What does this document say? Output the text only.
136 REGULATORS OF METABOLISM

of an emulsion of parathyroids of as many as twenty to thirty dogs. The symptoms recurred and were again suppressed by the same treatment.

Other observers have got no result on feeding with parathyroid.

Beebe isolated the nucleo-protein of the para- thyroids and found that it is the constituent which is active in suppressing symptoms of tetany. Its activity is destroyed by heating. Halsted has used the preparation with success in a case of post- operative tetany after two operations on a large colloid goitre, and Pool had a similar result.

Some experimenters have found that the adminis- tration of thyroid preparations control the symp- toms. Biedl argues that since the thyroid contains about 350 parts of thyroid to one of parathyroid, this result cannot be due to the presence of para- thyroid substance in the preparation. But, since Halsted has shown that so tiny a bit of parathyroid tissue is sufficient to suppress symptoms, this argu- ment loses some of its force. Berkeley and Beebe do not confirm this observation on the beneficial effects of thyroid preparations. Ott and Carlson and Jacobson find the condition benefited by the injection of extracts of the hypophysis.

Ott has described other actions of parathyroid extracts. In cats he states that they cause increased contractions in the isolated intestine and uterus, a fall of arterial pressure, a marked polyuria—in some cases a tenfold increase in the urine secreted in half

···

■ WORK ORDER ■
Write the entries out again exactly.

■ WRITTEN RESPONSE ■
What does this document say? Output the text only.
136 REGULATORS OF METABOLISM

of an emulsion of parathyroids of as many as twenty to thirty dogs. The symptoms recurred and were again suppressed by the same treatment.

Other observers have got no result on feeding with parathyroid.

Beebe isolated the nucleo-protein of the para- thyroids and found that it is the constituent which is active in suppressing symptoms of tetany. Its activity is destroyed by heating. Halsted has used the preparation with success in a case of post- operative tetany after two operations on a large colloid goitre, and Pool had a similar result.

Some experimenters have found that the adminis- tration of thyroid preparations control the symp- toms. Biedl argues that since the thyroid contains about 350 parts of thyroid to one of parathyroid, this result cannot be due to the presence of para- thyroid substance in the preparation. But, since Halsted has shown that so tiny a bit of parathyroid tissue is sufficient to suppress symptoms, this argu- ment loses some of its force. Berkeley and Beebe do not confirm this observation on the beneficial effects of thyroid preparations. Ott and Carlson and Jacobson find the condition benefited by the injection of extracts of the hypophysis.

Ott has described other actions of parathyroid extracts. In cats he states that they cause increased contractions in the isolated intestine and uterus, a fall of arterial pressure, a marked polyuria—in some cases a tenfold increase in the urine secreted in half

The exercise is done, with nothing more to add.